**SET TASK**
Copy the entries from the first one down through the one containing "sidebar-item-exercises[interactable]: Exercises [30,274,414,363]", and switch every "view-button" to "preview-button". Leave everything else unchanged.

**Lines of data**
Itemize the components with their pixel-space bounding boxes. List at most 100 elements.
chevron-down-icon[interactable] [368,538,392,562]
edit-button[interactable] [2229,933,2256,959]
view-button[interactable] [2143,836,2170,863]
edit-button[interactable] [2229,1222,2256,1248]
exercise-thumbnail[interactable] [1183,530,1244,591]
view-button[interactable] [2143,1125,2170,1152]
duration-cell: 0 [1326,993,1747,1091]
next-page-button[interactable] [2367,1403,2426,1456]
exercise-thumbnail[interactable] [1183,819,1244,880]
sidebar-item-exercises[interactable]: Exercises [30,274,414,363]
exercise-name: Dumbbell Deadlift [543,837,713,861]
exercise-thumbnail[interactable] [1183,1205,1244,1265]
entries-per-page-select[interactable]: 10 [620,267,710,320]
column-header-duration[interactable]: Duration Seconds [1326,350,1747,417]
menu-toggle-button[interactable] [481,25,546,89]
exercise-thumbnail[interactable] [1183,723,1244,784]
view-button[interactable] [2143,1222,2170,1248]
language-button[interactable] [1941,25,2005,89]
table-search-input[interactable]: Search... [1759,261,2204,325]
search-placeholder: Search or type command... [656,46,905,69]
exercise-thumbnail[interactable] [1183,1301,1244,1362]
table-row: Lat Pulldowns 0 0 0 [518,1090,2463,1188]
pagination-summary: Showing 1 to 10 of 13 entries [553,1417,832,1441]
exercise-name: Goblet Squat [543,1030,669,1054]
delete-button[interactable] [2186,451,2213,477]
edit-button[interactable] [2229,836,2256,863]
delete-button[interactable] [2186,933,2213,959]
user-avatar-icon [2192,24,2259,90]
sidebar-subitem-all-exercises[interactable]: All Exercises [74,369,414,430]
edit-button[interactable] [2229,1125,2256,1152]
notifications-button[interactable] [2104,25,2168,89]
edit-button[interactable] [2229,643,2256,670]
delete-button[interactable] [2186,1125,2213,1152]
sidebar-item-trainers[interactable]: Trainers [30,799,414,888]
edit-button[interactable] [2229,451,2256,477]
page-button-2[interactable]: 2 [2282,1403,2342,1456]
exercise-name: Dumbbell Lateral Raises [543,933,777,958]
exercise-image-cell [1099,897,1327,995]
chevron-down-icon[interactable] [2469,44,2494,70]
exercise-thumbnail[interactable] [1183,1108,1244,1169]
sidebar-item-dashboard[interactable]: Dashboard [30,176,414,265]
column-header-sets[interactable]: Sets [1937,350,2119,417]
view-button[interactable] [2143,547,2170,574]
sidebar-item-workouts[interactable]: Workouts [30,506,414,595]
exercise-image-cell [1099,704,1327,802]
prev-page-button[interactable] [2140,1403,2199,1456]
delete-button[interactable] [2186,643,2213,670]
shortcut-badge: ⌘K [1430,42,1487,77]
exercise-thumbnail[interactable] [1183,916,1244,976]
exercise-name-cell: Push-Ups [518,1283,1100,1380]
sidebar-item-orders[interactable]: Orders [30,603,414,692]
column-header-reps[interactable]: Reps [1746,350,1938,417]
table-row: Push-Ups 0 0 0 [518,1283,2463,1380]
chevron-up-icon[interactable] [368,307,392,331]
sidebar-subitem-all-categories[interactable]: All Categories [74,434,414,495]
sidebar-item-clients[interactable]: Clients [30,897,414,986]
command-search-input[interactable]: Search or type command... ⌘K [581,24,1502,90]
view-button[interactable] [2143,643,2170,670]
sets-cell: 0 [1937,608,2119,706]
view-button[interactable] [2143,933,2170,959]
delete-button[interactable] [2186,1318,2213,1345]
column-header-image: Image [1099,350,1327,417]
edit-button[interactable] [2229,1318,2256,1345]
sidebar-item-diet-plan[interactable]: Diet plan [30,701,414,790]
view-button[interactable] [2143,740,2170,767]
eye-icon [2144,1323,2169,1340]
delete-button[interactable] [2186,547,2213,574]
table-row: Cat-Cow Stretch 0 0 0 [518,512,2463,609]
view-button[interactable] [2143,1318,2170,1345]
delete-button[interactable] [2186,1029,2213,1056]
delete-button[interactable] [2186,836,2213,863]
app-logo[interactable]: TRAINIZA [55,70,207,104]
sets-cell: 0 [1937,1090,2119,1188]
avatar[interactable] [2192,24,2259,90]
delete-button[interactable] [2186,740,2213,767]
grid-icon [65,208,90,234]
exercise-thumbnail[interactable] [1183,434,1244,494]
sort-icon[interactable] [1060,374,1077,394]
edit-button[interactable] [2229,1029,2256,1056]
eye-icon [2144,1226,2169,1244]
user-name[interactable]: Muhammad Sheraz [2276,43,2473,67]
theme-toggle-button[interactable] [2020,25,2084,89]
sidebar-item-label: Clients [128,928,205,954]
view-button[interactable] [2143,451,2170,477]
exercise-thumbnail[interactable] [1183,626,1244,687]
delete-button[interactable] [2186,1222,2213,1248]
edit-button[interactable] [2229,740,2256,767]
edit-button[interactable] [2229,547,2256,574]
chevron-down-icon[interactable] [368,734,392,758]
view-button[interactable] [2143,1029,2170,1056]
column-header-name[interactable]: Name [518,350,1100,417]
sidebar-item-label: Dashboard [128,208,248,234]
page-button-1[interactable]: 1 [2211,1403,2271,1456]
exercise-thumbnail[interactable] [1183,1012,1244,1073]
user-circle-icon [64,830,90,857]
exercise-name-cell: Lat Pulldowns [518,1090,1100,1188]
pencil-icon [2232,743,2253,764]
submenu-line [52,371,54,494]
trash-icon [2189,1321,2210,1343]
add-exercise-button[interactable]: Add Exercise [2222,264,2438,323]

**ANSWER**
Itemize the components with their pixel-space bounding boxes. List at most 100 elements.
chevron-down-icon[interactable] [368,538,392,562]
edit-button[interactable] [2229,933,2256,959]
preview-button[interactable] [2143,836,2170,863]
edit-button[interactable] [2229,1222,2256,1248]
exercise-thumbnail[interactable] [1183,530,1244,591]
preview-button[interactable] [2143,1125,2170,1152]
duration-cell: 0 [1326,993,1747,1091]
next-page-button[interactable] [2367,1403,2426,1456]
exercise-thumbnail[interactable] [1183,819,1244,880]
sidebar-item-exercises[interactable]: Exercises [30,274,414,363]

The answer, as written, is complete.